═════ Recorded information
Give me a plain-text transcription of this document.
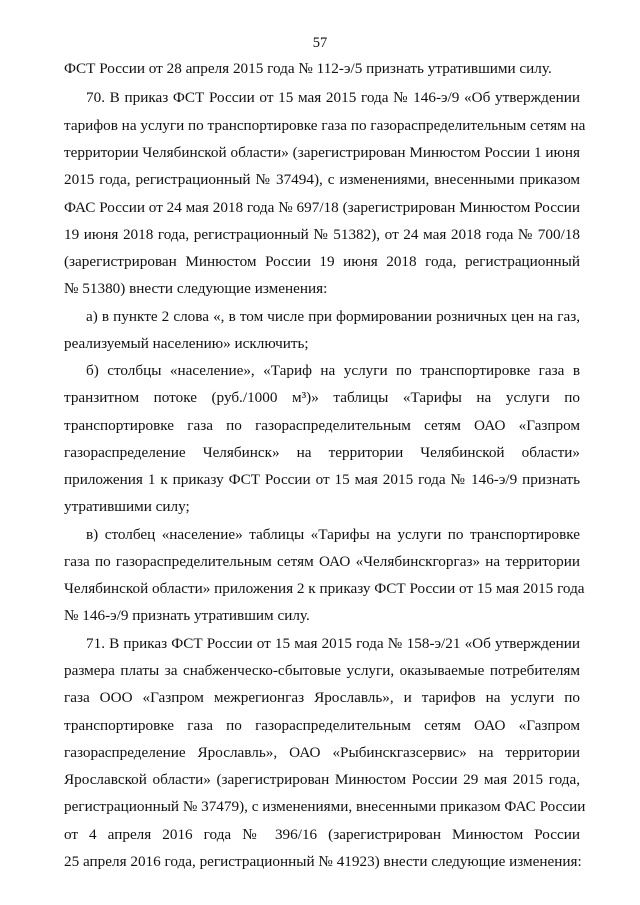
57
ФСТ России от 28 апреля 2015 года № 112-э/5 признать утратившими силу.
70. В приказ ФСТ России от 15 мая 2015 года № 146-э/9 «Об утверждении
тарифов на услуги по транспортировке газа по газораспределительным сетям на
территории Челябинской области» (зарегистрирован Минюстом России 1 июня
2015 года, регистрационный № 37494), с изменениями, внесенными приказом
ФАС России от 24 мая 2018 года № 697/18 (зарегистрирован Минюстом России
19 июня 2018 года, регистрационный № 51382), от 24 мая 2018 года № 700/18
(зарегистрирован Минюстом России 19 июня 2018 года, регистрационный
№ 51380) внести следующие изменения:
а) в пункте 2 слова «, в том числе при формировании розничных цен на газ,
реализуемый населению» исключить;
б) столбцы «население», «Тариф на услуги по транспортировке газа в
транзитном потоке (руб./1000 м³)» таблицы «Тарифы на услуги по
транспортировке газа по газораспределительным сетям ОАО «Газпром
газораспределение Челябинск» на территории Челябинской области»
приложения 1 к приказу ФСТ России от 15 мая 2015 года № 146-э/9 признать
утратившими силу;
в) столбец «население» таблицы «Тарифы на услуги по транспортировке
газа по газораспределительным сетям ОАО «Челябинскгоргаз» на территории
Челябинской области» приложения 2 к приказу ФСТ России от 15 мая 2015 года
№ 146-э/9 признать утратившим силу.
71. В приказ ФСТ России от 15 мая 2015 года № 158-э/21 «Об утверждении
размера платы за снабженческо-сбытовые услуги, оказываемые потребителям
газа ООО «Газпром межрегионгаз Ярославль», и тарифов на услуги по
транспортировке газа по газораспределительным сетям ОАО «Газпром
газораспределение Ярославль», ОАО «Рыбинскгазсервис» на территории
Ярославской области» (зарегистрирован Минюстом России 29 мая 2015 года,
регистрационный № 37479), с изменениями, внесенными приказом ФАС России
от 4 апреля 2016 года № 396/16 (зарегистрирован Минюстом России
25 апреля 2016 года, регистрационный № 41923) внести следующие изменения:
══════════
» Set exercise:
Pull out every line of the records that includes the string "таблицы".

» Result of this task:
транзитном потоке (руб./1000 м³)» таблицы «Тарифы на услуги по
в) столбец «население» таблицы «Тарифы на услуги по транспортировке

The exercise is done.